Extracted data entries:

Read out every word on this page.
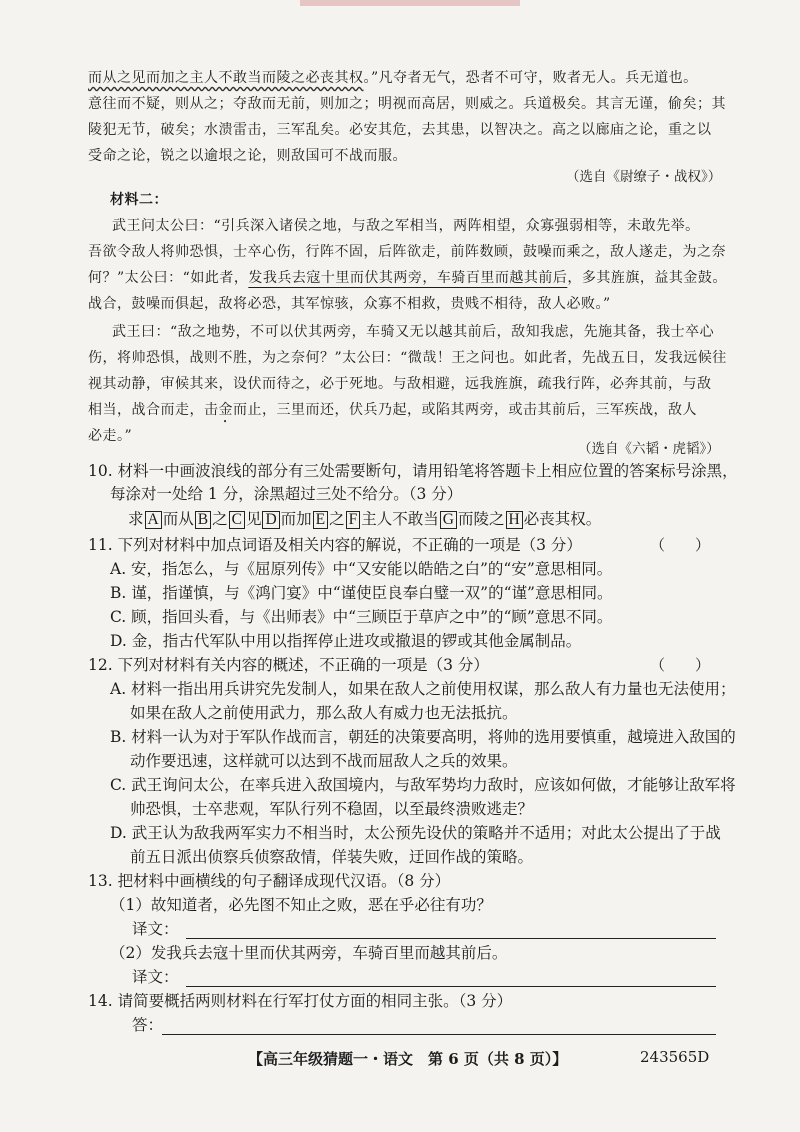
而从之见而加之主人不敢当而陵之必丧其权。”凡夺者无气，恐者不可守，败者无人。兵无道也。
意往而不疑，则从之；夺敌而无前，则加之；明视而高居，则威之。兵道极矣。其言无谨，偷矣；其
陵犯无节，破矣；水溃雷击，三军乱矣。必安其危，去其患，以智决之。高之以廊庙之论，重之以
受命之论，锐之以逾垠之论，则敌国可不战而服。
（选自《尉缭子・战权》）
材料二：
武王问太公曰：“引兵深入诸侯之地，与敌之军相当，两阵相望，众寡强弱相等，未敢先举。
吾欲令敌人将帅恐惧，士卒心伤，行阵不固，后阵欲走，前阵数顾，鼓噪而乘之，敌人遂走，为之奈
何？”太公曰：“如此者，发我兵去寇十里而伏其两旁，车骑百里而越其前后，多其旌旗，益其金鼓。
战合，鼓噪而俱起，敌将必恐，其军惊骇，众寡不相救，贵贱不相待，敌人必败。”
武王曰：“敌之地势，不可以伏其两旁，车骑又无以越其前后，敌知我虑，先施其备，我士卒心
伤，将帅恐惧，战则不胜，为之奈何？”太公曰：“微哉！王之问也。如此者，先战五日，发我远候往
视其动静，审候其来，设伏而待之，必于死地。与敌相避，远我旌旗，疏我行阵，必奔其前，与敌
相当，战合而走，击金而止，三里而还，伏兵乃起，或陷其两旁，或击其前后，三军疾战，敌人
必走。”
（选自《六韬・虎韬》）
10. 材料一中画波浪线的部分有三处需要断句，请用铅笔将答题卡上相应位置的答案标号涂黑，
每涂对一处给 1 分，涂黑超过三处不给分。（3 分）
求 A 而从 B 之 C 见 D 而加 E 之 F 主人不敢当 G 而陵之 H 必丧其权。
11. 下列对材料中加点词语及相关内容的解说，不正确的一项是（3 分）	（　　）
A. 安，指怎么，与《屈原列传》中“又安能以皓皓之白”的“安”意思相同。
B. 谨，指谨慎，与《鸿门宴》中“谨使臣良奉白璧一双”的“谨”意思相同。
C. 顾，指回头看，与《出师表》中“三顾臣于草庐之中”的“顾”意思不同。
D. 金，指古代军队中用以指挥停止进攻或撤退的锣或其他金属制品。
12. 下列对材料有关内容的概述，不正确的一项是（3 分）	（　　）
A. 材料一指出用兵讲究先发制人，如果在敌人之前使用权谋，那么敌人有力量也无法使用；
如果在敌人之前使用武力，那么敌人有威力也无法抵抗。
B. 材料一认为对于军队作战而言，朝廷的决策要高明，将帅的选用要慎重，越境进入敌国的
动作要迅速，这样就可以达到不战而屈敌人之兵的效果。
C. 武王询问太公，在率兵进入敌国境内，与敌军势均力敌时，应该如何做，才能够让敌军将
帅恐惧，士卒悲观，军队行列不稳固，以至最终溃败逃走？
D. 武王认为敌我两军实力不相当时，太公预先设伏的策略并不适用；对此太公提出了于战
前五日派出侦察兵侦察敌情，佯装失败，迂回作战的策略。
13. 把材料中画横线的句子翻译成现代汉语。（8 分）
（1）故知道者，必先图不知止之败，恶在乎必往有功？
译文：
（2）发我兵去寇十里而伏其两旁，车骑百里而越其前后。
译文：
14. 请简要概括两则材料在行军打仗方面的相同主张。（3 分）
答：
【高三年级猜题一・语文　第 6 页（共 8 页）】	243565D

__Work required__: Write the listing out a second time exactly, dropping all images.

__Full output__:
Read out every word on this page.
而从之见而加之主人不敢当而陵之必丧其权。”凡夺者无气，恐者不可守，败者无人。兵无道也。
意往而不疑，则从之；夺敌而无前，则加之；明视而高居，则威之。兵道极矣。其言无谨，偷矣；其
陵犯无节，破矣；水溃雷击，三军乱矣。必安其危，去其患，以智决之。高之以廊庙之论，重之以
受命之论，锐之以逾垠之论，则敌国可不战而服。
（选自《尉缭子・战权》）
材料二：
武王问太公曰：“引兵深入诸侯之地，与敌之军相当，两阵相望，众寡强弱相等，未敢先举。
吾欲令敌人将帅恐惧，士卒心伤，行阵不固，后阵欲走，前阵数顾，鼓噪而乘之，敌人遂走，为之奈
何？”太公曰：“如此者，发我兵去寇十里而伏其两旁，车骑百里而越其前后，多其旌旗，益其金鼓。
战合，鼓噪而俱起，敌将必恐，其军惊骇，众寡不相救，贵贱不相待，敌人必败。”
武王曰：“敌之地势，不可以伏其两旁，车骑又无以越其前后，敌知我虑，先施其备，我士卒心
伤，将帅恐惧，战则不胜，为之奈何？”太公曰：“微哉！王之问也。如此者，先战五日，发我远候往
视其动静，审候其来，设伏而待之，必于死地。与敌相避，远我旌旗，疏我行阵，必奔其前，与敌
相当，战合而走，击金而止，三里而还，伏兵乃起，或陷其两旁，或击其前后，三军疾战，敌人
必走。”
（选自《六韬・虎韬》）
10. 材料一中画波浪线的部分有三处需要断句，请用铅笔将答题卡上相应位置的答案标号涂黑，
每涂对一处给 1 分，涂黑超过三处不给分。（3 分）
求 A 而从 B 之 C 见 D 而加 E 之 F 主人不敢当 G 而陵之 H 必丧其权。
11. 下列对材料中加点词语及相关内容的解说，不正确的一项是（3 分）	（　　）
A. 安，指怎么，与《屈原列传》中“又安能以皓皓之白”的“安”意思相同。
B. 谨，指谨慎，与《鸿门宴》中“谨使臣良奉白璧一双”的“谨”意思相同。
C. 顾，指回头看，与《出师表》中“三顾臣于草庐之中”的“顾”意思不同。
D. 金，指古代军队中用以指挥停止进攻或撤退的锣或其他金属制品。
12. 下列对材料有关内容的概述，不正确的一项是（3 分）	（　　）
A. 材料一指出用兵讲究先发制人，如果在敌人之前使用权谋，那么敌人有力量也无法使用；
如果在敌人之前使用武力，那么敌人有威力也无法抵抗。
B. 材料一认为对于军队作战而言，朝廷的决策要高明，将帅的选用要慎重，越境进入敌国的
动作要迅速，这样就可以达到不战而屈敌人之兵的效果。
C. 武王询问太公，在率兵进入敌国境内，与敌军势均力敌时，应该如何做，才能够让敌军将
帅恐惧，士卒悲观，军队行列不稳固，以至最终溃败逃走？
D. 武王认为敌我两军实力不相当时，太公预先设伏的策略并不适用；对此太公提出了于战
前五日派出侦察兵侦察敌情，佯装失败，迂回作战的策略。
13. 把材料中画横线的句子翻译成现代汉语。（8 分）
（1）故知道者，必先图不知止之败，恶在乎必往有功？
译文：
（2）发我兵去寇十里而伏其两旁，车骑百里而越其前后。
译文：
14. 请简要概括两则材料在行军打仗方面的相同主张。（3 分）
答：
【高三年级猜题一・语文　第 6 页（共 8 页）】	243565D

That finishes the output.